* _Texto de lectura_:
Ya era hora que David Fincher se atreviera a andar por otros pagos. No más asesinos escondidos, policías frustrados o mentes que se desdoblan. A lo largo de su carrera, estableció un entorno cinematográfico plagado de la atmósfera del crimen, de fragmentos de ciudades en penumbra, de habitaciones que apenas acogen, de personajes en ascuas, pero cuyo estilo en la puesta en escena fue mutando desde el vértigo de Pecados capitales (Seven), El juego o El club de la pelea, hasta la sobriedad de Zodiac, por ejemplo. Teniendo altibajos como el caso de La habitación del pánico o Alien 3 (bueno, era su primer filme y venía con toda la carga de la saga). La pregunta es si el paso que dio era el indicado.
No hay escena tan emblemática de su cine, de pistas y verdades que engranar, como aquel interrogatorio de los tres policías a un sospechoso de ser Zodiac en su propio centro de trabajo. "Yo no soy el Zodiac y, si lo fuera, tampoco se lo diría", dice el dudoso hombre, al parecer con poca inteligencia, mostrándose firme en sus respuestas, luciendo su mameluco gris, y tratando de decir que su pasado de pedofilia y maltrato, que hace desconfiar a Mark Ruffalo y compañía, no es nada. Sin embargo, no hay presa, la caza se hace inconclusa y la verdad se esfuma.
Un año después de Zodiac, su filme más logrado, Fincher regresó rápido con una cinta que a primera vista resultaba llamativa, que despertaba expectativa por lo menos desde los trailers, y que en suma resultó una propuesta distinta y un acercamiento al cine que era impensable en un cineasta de su naturaleza. Pero si Paul Thomas Anderson pudo hacer una película tan fascinante como Petróleo sangriento, luego de cintas como Embriagado de amor o Magnolia, Fincher podía dar el gran salto a una apuesta más arriesgada (aunque ya la había dado en cierto sentido con Zodiac) pero la diferencia es que ahora tenía más exigencias de Hollywood pero en vísperas de navidad (época de su estreno en EE.UU.).

* _Datos proporcionados_:
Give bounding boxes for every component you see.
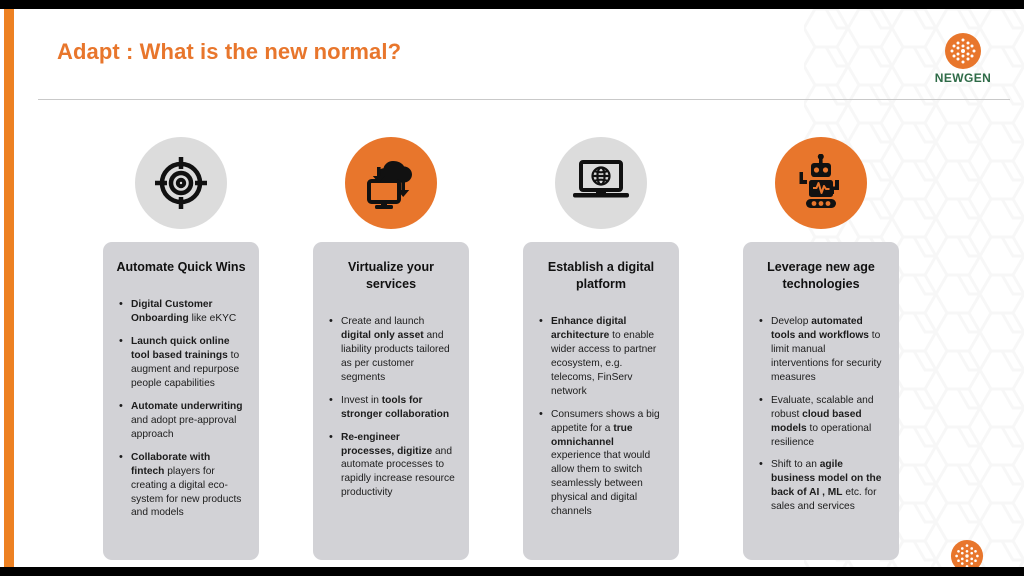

* _Enunciado de la tarea_:
Indica si cada afirmación coincide con el texto sobre David Fincher. Responde sí o no y cita las palabras del texto que lo deciden.
1. Zodiac es el filme más logrado de Fincher.
2. Alien 3 fue la primera película de Fincher.
3. La nueva cinta de Fincher se estrenó en EE.UU. durante el verano.

* _Solución del problema_:
1. Sí: "Un año después de Zodiac, su filme más logrado".
2. Sí: "era su primer filme y venía con toda la carga de la saga".
3. No: "en vísperas de navidad (época de su estreno en EE.UU.)".